═════ THE RECORDS

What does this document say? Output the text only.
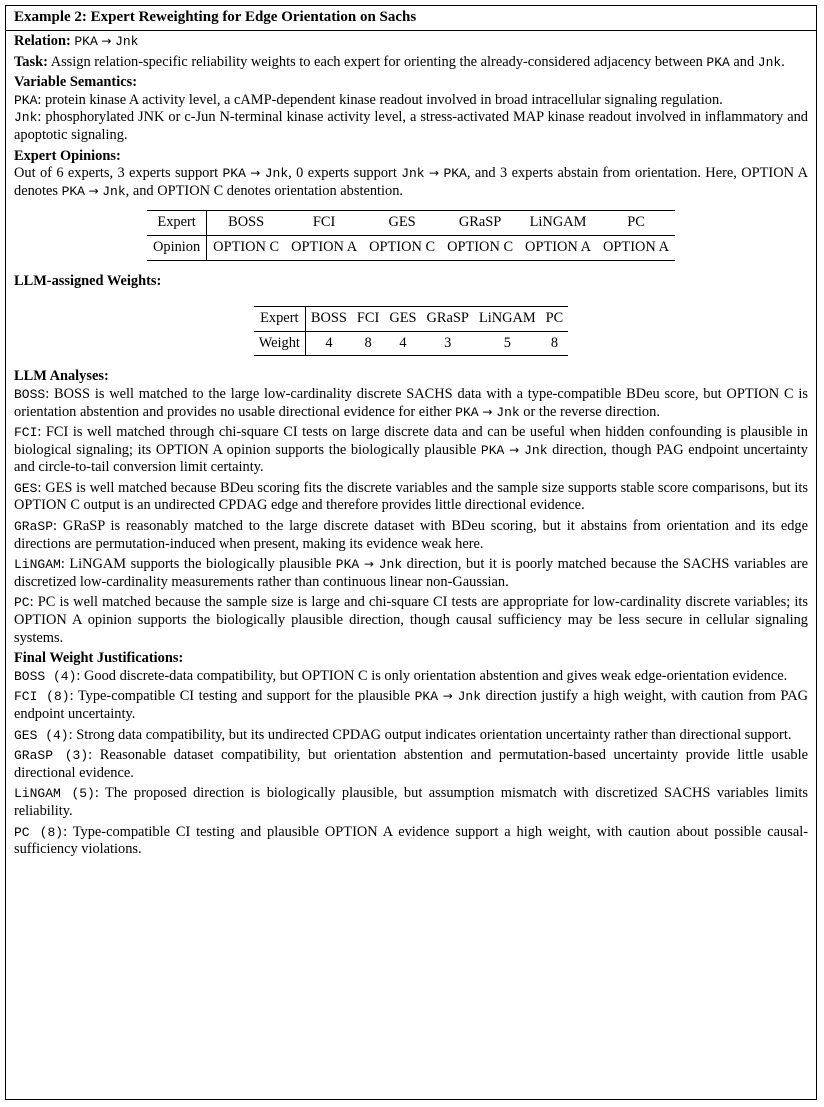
Example 2: Expert Reweighting for Edge Orientation on Sachs

Relation: PKA → Jnk

Task: Assign relation-specific reliability weights to each expert for orienting the already-considered adjacency between PKA and Jnk.

Variable Semantics:

PKA: protein kinase A activity level, a cAMP-dependent kinase readout involved in broad intracellular signaling regulation.

Jnk: phosphorylated JNK or c-Jun N-terminal kinase activity level, a stress-activated MAP kinase readout involved in inflammatory and apoptotic signaling.

Expert Opinions:

Out of 6 experts, 3 experts support PKA → Jnk, 0 experts support Jnk → PKA, and 3 experts abstain from orientation. Here, OPTION A denotes PKA → Jnk, and OPTION C denotes orientation abstention.

Expert	BOSS	FCI	GES	GRaSP	LiNGAM	PC
Opinion	OPTION C	OPTION A	OPTION C	OPTION C	OPTION A	OPTION A
LLM-assigned Weights:
Expert	BOSS	FCI	GES	GRaSP	LiNGAM	PC
Weight	4	8	4	3	5	8
LLM Analyses:

BOSS: BOSS is well matched to the large low-cardinality discrete SACHS data with a type-compatible BDeu score, but OPTION C is orientation abstention and provides no usable directional evidence for either PKA → Jnk or the reverse direction.

FCI: FCI is well matched through chi-square CI tests on large discrete data and can be useful when hidden confounding is plausible in biological signaling; its OPTION A opinion supports the biologically plausible PKA → Jnk direction, though PAG endpoint uncertainty and circle-to-tail conversion limit certainty.

GES: GES is well matched because BDeu scoring fits the discrete variables and the sample size supports stable score comparisons, but its OPTION C output is an undirected CPDAG edge and therefore provides little directional evidence.

GRaSP: GRaSP is reasonably matched to the large discrete dataset with BDeu scoring, but it abstains from orientation and its edge directions are permutation-induced when present, making its evidence weak here.

LiNGAM: LiNGAM supports the biologically plausible PKA → Jnk direction, but it is poorly matched because the SACHS variables are discretized low-cardinality measurements rather than continuous linear non-Gaussian.

PC: PC is well matched because the sample size is large and chi-square CI tests are appropriate for low-cardinality discrete variables; its OPTION A opinion supports the biologically plausible direction, though causal sufficiency may be less secure in cellular signaling systems.

Final Weight Justifications:

BOSS (4): Good discrete-data compatibility, but OPTION C is only orientation abstention and gives weak edge-orientation evidence.

FCI (8): Type-compatible CI testing and support for the plausible PKA → Jnk direction justify a high weight, with caution from PAG endpoint uncertainty.

GES (4): Strong data compatibility, but its undirected CPDAG output indicates orientation uncertainty rather than directional support.

GRaSP (3): Reasonable dataset compatibility, but orientation abstention and permutation-based uncertainty provide little usable directional evidence.

LiNGAM (5): The proposed direction is biologically plausible, but assumption mismatch with discretized SACHS variables limits reliability.

PC (8): Type-compatible CI testing and plausible OPTION A evidence support a high weight, with caution about possible causal-sufficiency violations.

══════════

Your answer should reproduce each line of the listing that holds the word "involved".

PKA: protein kinase A activity level, a cAMP-dependent kinase readout involved in broad intracellular signaling regulation.
Jnk: phosphorylated JNK or c-Jun N-terminal kinase activity level, a stress-activated MAP kinase readout involved in inflammatory and apoptotic signaling.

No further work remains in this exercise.